**JOB:** Without the pictures, output the records below word for word.

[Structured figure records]

╔══

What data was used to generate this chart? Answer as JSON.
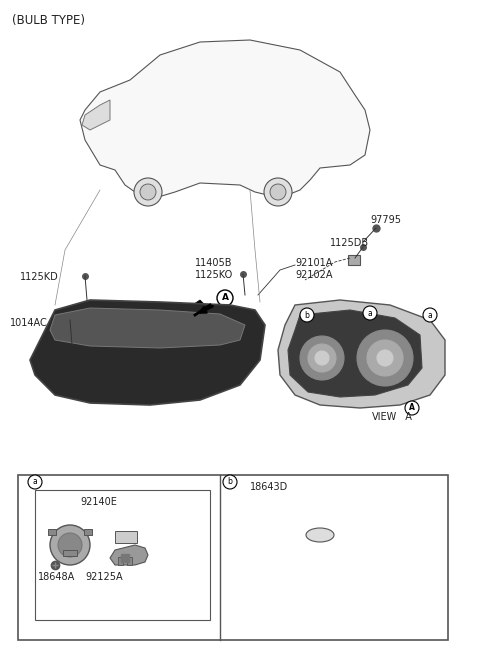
{
  "title": "(BULB TYPE)",
  "part_numbers": {
    "bulb_type": "(BULB TYPE)",
    "97795": "97795",
    "1125DB": "1125DB",
    "11405B": "11405B",
    "1125KO": "1125KO",
    "92101A": "92101A",
    "92102A": "92102A",
    "1125KD": "1125KD",
    "1014AC": "1014AC",
    "92140E": "92140E",
    "18648A": "18648A",
    "92125A": "92125A",
    "18643D": "18643D"
  },
  "bg_color": "#ffffff",
  "line_color": "#333333",
  "text_color": "#222222",
  "box_color": "#000000"
}
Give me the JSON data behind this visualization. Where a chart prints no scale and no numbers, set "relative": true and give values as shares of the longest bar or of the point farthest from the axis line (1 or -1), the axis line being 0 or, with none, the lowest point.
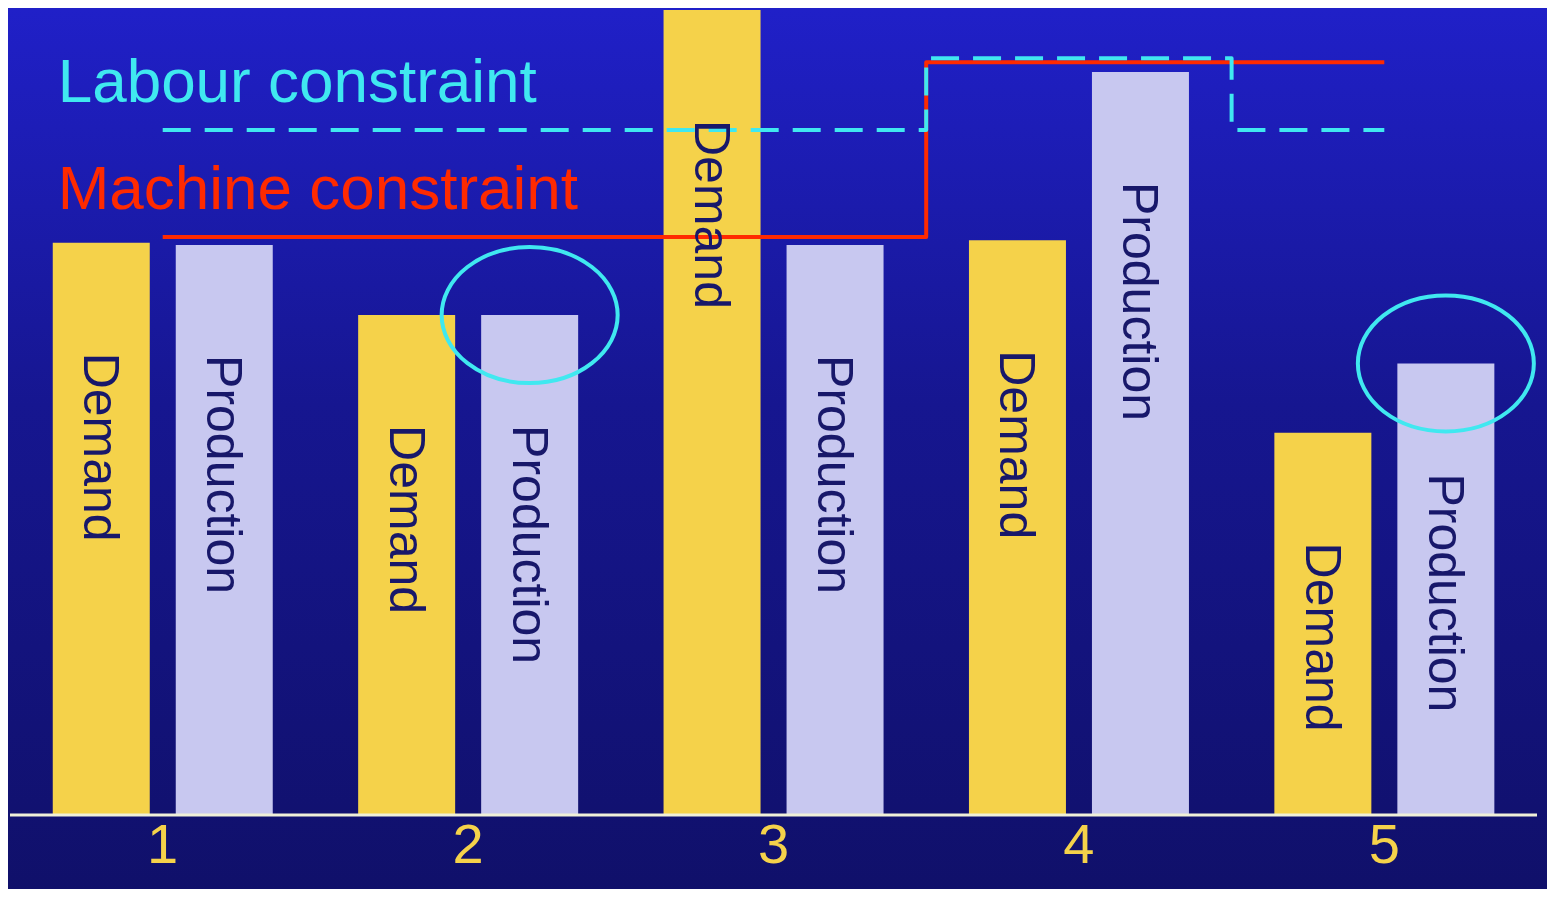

╚══

**EXERCISE SOLUTION:**
What data was used to generate this chart? Answer as JSON.
{
  "title": "(BULB TYPE)",
  "part_numbers": {
    "bulb_type": "(BULB TYPE)",
    "97795": "97795",
    "1125DB": "1125DB",
    "11405B": "11405B",
    "1125KO": "1125KO",
    "92101A": "92101A",
    "92102A": "92102A",
    "1125KD": "1125KD",
    "1014AC": "1014AC",
    "92140E": "92140E",
    "18648A": "18648A",
    "92125A": "92125A",
    "18643D": "18643D"
  },
  "bg_color": "#ffffff",
  "line_color": "#333333",
  "text_color": "#222222",
  "box_color": "#000000"
}
Give me the JSON data behind this visualization. Where a chart prints no scale and no numbers, set "relative": true and give values as shares of the longest bar or of the point farthest from the axis line (1 or -1), the axis line being 0 or, with none, the lowest point.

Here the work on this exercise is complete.